> Task instructions: Print all the entries verbatim.

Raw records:
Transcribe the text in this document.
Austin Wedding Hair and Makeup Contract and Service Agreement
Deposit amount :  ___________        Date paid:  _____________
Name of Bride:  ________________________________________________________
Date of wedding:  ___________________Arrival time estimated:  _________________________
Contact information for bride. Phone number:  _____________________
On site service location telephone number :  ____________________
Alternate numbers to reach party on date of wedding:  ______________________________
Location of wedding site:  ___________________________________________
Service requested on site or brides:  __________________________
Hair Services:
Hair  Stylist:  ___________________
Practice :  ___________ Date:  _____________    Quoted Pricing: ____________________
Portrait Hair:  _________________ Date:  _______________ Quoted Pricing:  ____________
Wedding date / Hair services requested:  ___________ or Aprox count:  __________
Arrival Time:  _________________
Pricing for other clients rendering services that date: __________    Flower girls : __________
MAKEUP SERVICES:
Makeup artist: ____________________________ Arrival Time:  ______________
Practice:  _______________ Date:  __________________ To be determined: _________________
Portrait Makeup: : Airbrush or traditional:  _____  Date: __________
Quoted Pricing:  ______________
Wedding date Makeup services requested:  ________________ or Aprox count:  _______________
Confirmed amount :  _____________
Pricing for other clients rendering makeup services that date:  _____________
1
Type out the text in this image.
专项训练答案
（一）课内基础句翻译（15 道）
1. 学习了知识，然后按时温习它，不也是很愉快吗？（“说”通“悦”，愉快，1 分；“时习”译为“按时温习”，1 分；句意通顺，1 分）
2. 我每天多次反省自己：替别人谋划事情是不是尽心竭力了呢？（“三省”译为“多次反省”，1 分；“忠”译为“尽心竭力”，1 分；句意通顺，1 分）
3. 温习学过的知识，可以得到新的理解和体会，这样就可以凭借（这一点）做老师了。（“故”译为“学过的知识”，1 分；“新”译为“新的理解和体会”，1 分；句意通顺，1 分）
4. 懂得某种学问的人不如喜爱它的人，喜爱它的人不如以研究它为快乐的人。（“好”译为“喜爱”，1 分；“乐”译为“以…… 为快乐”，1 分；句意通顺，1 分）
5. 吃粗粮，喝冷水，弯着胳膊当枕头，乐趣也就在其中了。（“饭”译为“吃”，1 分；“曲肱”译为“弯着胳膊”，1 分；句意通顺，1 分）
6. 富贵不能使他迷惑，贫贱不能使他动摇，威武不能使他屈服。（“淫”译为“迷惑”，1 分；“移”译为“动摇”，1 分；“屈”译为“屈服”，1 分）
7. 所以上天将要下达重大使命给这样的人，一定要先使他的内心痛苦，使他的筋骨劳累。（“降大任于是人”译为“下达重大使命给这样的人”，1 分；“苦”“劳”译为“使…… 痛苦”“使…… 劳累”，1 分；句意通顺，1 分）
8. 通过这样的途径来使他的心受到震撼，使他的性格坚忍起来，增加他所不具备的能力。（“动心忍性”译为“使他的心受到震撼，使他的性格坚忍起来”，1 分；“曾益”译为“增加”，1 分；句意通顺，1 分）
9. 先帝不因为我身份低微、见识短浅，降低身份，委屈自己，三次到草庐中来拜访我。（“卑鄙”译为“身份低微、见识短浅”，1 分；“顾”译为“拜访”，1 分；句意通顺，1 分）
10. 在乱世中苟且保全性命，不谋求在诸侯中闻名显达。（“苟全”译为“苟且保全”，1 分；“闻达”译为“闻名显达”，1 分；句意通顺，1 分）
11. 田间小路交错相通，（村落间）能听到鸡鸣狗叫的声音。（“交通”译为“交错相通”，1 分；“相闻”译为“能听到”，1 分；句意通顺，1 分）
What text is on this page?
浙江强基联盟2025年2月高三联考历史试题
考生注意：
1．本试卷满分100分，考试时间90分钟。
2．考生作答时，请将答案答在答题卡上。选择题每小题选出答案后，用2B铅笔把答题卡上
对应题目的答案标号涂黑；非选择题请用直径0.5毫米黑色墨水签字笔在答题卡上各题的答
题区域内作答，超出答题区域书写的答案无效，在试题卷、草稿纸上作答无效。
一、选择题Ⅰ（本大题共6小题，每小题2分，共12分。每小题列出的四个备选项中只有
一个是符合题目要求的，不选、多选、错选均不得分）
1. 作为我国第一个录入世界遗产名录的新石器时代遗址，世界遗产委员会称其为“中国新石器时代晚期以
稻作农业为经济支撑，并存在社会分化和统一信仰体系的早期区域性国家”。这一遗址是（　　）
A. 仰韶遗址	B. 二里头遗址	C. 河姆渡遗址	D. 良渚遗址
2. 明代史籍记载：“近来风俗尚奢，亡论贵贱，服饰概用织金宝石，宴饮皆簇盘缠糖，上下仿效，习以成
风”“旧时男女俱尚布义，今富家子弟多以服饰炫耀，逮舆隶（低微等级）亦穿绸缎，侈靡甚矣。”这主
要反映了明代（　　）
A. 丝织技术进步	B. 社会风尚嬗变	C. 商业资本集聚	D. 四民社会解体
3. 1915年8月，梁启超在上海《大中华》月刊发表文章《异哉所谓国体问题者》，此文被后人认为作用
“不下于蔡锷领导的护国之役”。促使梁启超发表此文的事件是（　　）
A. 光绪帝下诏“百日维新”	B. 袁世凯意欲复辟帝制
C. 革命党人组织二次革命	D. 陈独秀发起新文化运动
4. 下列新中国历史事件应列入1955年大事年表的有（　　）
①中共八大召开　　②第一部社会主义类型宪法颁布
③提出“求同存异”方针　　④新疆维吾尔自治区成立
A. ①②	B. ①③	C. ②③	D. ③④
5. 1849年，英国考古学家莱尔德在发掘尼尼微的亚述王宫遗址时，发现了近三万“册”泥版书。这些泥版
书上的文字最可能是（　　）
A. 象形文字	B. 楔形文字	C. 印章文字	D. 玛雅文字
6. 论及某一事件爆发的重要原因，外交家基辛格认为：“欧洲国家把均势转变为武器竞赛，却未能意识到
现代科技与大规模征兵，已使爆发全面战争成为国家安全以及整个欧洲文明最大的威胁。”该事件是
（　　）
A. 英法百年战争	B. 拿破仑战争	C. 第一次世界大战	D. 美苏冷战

> Solution for this task:
Transcribe the text in this document.
Austin Wedding Hair and Makeup Contract and Service Agreement
Deposit amount :  ___________        Date paid:  _____________
Name of Bride:  ________________________________________________________
Date of wedding:  ___________________Arrival time estimated:  _________________________
Contact information for bride. Phone number:  _____________________
On site service location telephone number :  ____________________
Alternate numbers to reach party on date of wedding:  ______________________________
Location of wedding site:  ___________________________________________
Service requested on site or brides:  __________________________
Hair Services:
Hair  Stylist:  ___________________
Practice :  ___________ Date:  _____________    Quoted Pricing: ____________________
Portrait Hair:  _________________ Date:  _______________ Quoted Pricing:  ____________
Wedding date / Hair services requested:  ___________ or Aprox count:  __________
Arrival Time:  _________________
Pricing for other clients rendering services that date: __________    Flower girls : __________
MAKEUP SERVICES:
Makeup artist: ____________________________ Arrival Time:  ______________
Practice:  _______________ Date:  __________________ To be determined: _________________
Portrait Makeup: : Airbrush or traditional:  _____  Date: __________
Quoted Pricing:  ______________
Wedding date Makeup services requested:  ________________ or Aprox count:  _______________
Confirmed amount :  _____________
Pricing for other clients rendering makeup services that date:  _____________
1
Type out the text in this image.
专项训练答案
（一）课内基础句翻译（15 道）
1. 学习了知识，然后按时温习它，不也是很愉快吗？（“说”通“悦”，愉快，1 分；“时习”译为“按时温习”，1 分；句意通顺，1 分）
2. 我每天多次反省自己：替别人谋划事情是不是尽心竭力了呢？（“三省”译为“多次反省”，1 分；“忠”译为“尽心竭力”，1 分；句意通顺，1 分）
3. 温习学过的知识，可以得到新的理解和体会，这样就可以凭借（这一点）做老师了。（“故”译为“学过的知识”，1 分；“新”译为“新的理解和体会”，1 分；句意通顺，1 分）
4. 懂得某种学问的人不如喜爱它的人，喜爱它的人不如以研究它为快乐的人。（“好”译为“喜爱”，1 分；“乐”译为“以…… 为快乐”，1 分；句意通顺，1 分）
5. 吃粗粮，喝冷水，弯着胳膊当枕头，乐趣也就在其中了。（“饭”译为“吃”，1 分；“曲肱”译为“弯着胳膊”，1 分；句意通顺，1 分）
6. 富贵不能使他迷惑，贫贱不能使他动摇，威武不能使他屈服。（“淫”译为“迷惑”，1 分；“移”译为“动摇”，1 分；“屈”译为“屈服”，1 分）
7. 所以上天将要下达重大使命给这样的人，一定要先使他的内心痛苦，使他的筋骨劳累。（“降大任于是人”译为“下达重大使命给这样的人”，1 分；“苦”“劳”译为“使…… 痛苦”“使…… 劳累”，1 分；句意通顺，1 分）
8. 通过这样的途径来使他的心受到震撼，使他的性格坚忍起来，增加他所不具备的能力。（“动心忍性”译为“使他的心受到震撼，使他的性格坚忍起来”，1 分；“曾益”译为“增加”，1 分；句意通顺，1 分）
9. 先帝不因为我身份低微、见识短浅，降低身份，委屈自己，三次到草庐中来拜访我。（“卑鄙”译为“身份低微、见识短浅”，1 分；“顾”译为“拜访”，1 分；句意通顺，1 分）
10. 在乱世中苟且保全性命，不谋求在诸侯中闻名显达。（“苟全”译为“苟且保全”，1 分；“闻达”译为“闻名显达”，1 分；句意通顺，1 分）
11. 田间小路交错相通，（村落间）能听到鸡鸣狗叫的声音。（“交通”译为“交错相通”，1 分；“相闻”译为“能听到”，1 分；句意通顺，1 分）
What text is on this page?
浙江强基联盟2025年2月高三联考历史试题
考生注意：
1．本试卷满分100分，考试时间90分钟。
2．考生作答时，请将答案答在答题卡上。选择题每小题选出答案后，用2B铅笔把答题卡上
对应题目的答案标号涂黑；非选择题请用直径0.5毫米黑色墨水签字笔在答题卡上各题的答
题区域内作答，超出答题区域书写的答案无效，在试题卷、草稿纸上作答无效。
一、选择题Ⅰ（本大题共6小题，每小题2分，共12分。每小题列出的四个备选项中只有
一个是符合题目要求的，不选、多选、错选均不得分）
1. 作为我国第一个录入世界遗产名录的新石器时代遗址，世界遗产委员会称其为“中国新石器时代晚期以
稻作农业为经济支撑，并存在社会分化和统一信仰体系的早期区域性国家”。这一遗址是（　　）
A. 仰韶遗址	B. 二里头遗址	C. 河姆渡遗址	D. 良渚遗址
2. 明代史籍记载：“近来风俗尚奢，亡论贵贱，服饰概用织金宝石，宴饮皆簇盘缠糖，上下仿效，习以成
风”“旧时男女俱尚布义，今富家子弟多以服饰炫耀，逮舆隶（低微等级）亦穿绸缎，侈靡甚矣。”这主
要反映了明代（　　）
A. 丝织技术进步	B. 社会风尚嬗变	C. 商业资本集聚	D. 四民社会解体
3. 1915年8月，梁启超在上海《大中华》月刊发表文章《异哉所谓国体问题者》，此文被后人认为作用
“不下于蔡锷领导的护国之役”。促使梁启超发表此文的事件是（　　）
A. 光绪帝下诏“百日维新”	B. 袁世凯意欲复辟帝制
C. 革命党人组织二次革命	D. 陈独秀发起新文化运动
4. 下列新中国历史事件应列入1955年大事年表的有（　　）
①中共八大召开　　②第一部社会主义类型宪法颁布
③提出“求同存异”方针　　④新疆维吾尔自治区成立
A. ①②	B. ①③	C. ②③	D. ③④
5. 1849年，英国考古学家莱尔德在发掘尼尼微的亚述王宫遗址时，发现了近三万“册”泥版书。这些泥版
书上的文字最可能是（　　）
A. 象形文字	B. 楔形文字	C. 印章文字	D. 玛雅文字
6. 论及某一事件爆发的重要原因，外交家基辛格认为：“欧洲国家把均势转变为武器竞赛，却未能意识到
现代科技与大规模征兵，已使爆发全面战争成为国家安全以及整个欧洲文明最大的威胁。”该事件是
（　　）
A. 英法百年战争	B. 拿破仑战争	C. 第一次世界大战	D. 美苏冷战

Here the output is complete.